[Task directions]
Could you transcribe the material below exactly, without leaving out a single line?

[Source records]
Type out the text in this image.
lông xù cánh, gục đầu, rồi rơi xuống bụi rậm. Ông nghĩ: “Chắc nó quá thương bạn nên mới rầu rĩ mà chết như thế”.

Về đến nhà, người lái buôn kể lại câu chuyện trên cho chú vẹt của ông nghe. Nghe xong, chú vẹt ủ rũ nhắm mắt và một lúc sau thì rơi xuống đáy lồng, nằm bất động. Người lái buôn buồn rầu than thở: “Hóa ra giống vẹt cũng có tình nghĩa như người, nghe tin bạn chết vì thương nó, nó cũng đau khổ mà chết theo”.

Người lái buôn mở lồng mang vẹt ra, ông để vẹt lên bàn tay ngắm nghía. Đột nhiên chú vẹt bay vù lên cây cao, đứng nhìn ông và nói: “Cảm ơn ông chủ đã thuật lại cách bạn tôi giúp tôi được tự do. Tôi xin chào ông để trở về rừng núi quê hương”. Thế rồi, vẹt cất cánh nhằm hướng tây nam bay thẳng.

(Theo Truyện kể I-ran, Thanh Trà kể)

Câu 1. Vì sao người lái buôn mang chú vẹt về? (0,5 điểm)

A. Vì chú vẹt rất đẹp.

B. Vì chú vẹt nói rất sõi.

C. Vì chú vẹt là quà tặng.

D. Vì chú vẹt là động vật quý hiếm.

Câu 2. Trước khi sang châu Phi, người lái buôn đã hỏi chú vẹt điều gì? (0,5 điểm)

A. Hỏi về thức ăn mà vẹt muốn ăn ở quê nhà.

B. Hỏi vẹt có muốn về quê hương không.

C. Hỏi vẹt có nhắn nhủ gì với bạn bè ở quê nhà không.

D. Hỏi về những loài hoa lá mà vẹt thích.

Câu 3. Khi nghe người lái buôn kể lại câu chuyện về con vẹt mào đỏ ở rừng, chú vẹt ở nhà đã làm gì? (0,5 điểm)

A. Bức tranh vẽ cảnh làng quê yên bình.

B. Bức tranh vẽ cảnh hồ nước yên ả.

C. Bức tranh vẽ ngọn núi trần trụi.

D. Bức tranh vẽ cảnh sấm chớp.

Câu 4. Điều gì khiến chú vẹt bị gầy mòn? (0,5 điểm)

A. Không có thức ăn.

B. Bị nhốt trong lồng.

[Correct answer]
Type out the text in this image.
lông xù cánh, gục đầu, rồi rơi xuống bụi rậm. Ông nghĩ: “Chắc nó quá thương bạn nên mới rầu rĩ mà chết như thế”.

Về đến nhà, người lái buôn kể lại câu chuyện trên cho chú vẹt của ông nghe. Nghe xong, chú vẹt ủ rũ nhắm mắt và một lúc sau thì rơi xuống đáy lồng, nằm bất động. Người lái buôn buồn rầu than thở: “Hóa ra giống vẹt cũng có tình nghĩa như người, nghe tin bạn chết vì thương nó, nó cũng đau khổ mà chết theo”.

Người lái buôn mở lồng mang vẹt ra, ông để vẹt lên bàn tay ngắm nghía. Đột nhiên chú vẹt bay vù lên cây cao, đứng nhìn ông và nói: “Cảm ơn ông chủ đã thuật lại cách bạn tôi giúp tôi được tự do. Tôi xin chào ông để trở về rừng núi quê hương”. Thế rồi, vẹt cất cánh nhằm hướng tây nam bay thẳng.

(Theo Truyện kể I-ran, Thanh Trà kể)

Câu 1. Vì sao người lái buôn mang chú vẹt về? (0,5 điểm)

A. Vì chú vẹt rất đẹp.

B. Vì chú vẹt nói rất sõi.

C. Vì chú vẹt là quà tặng.

D. Vì chú vẹt là động vật quý hiếm.

Câu 2. Trước khi sang châu Phi, người lái buôn đã hỏi chú vẹt điều gì? (0,5 điểm)

A. Hỏi về thức ăn mà vẹt muốn ăn ở quê nhà.

B. Hỏi vẹt có muốn về quê hương không.

C. Hỏi vẹt có nhắn nhủ gì với bạn bè ở quê nhà không.

D. Hỏi về những loài hoa lá mà vẹt thích.

Câu 3. Khi nghe người lái buôn kể lại câu chuyện về con vẹt mào đỏ ở rừng, chú vẹt ở nhà đã làm gì? (0,5 điểm)

A. Bức tranh vẽ cảnh làng quê yên bình.

B. Bức tranh vẽ cảnh hồ nước yên ả.

C. Bức tranh vẽ ngọn núi trần trụi.

D. Bức tranh vẽ cảnh sấm chớp.

Câu 4. Điều gì khiến chú vẹt bị gầy mòn? (0,5 điểm)

A. Không có thức ăn.

B. Bị nhốt trong lồng.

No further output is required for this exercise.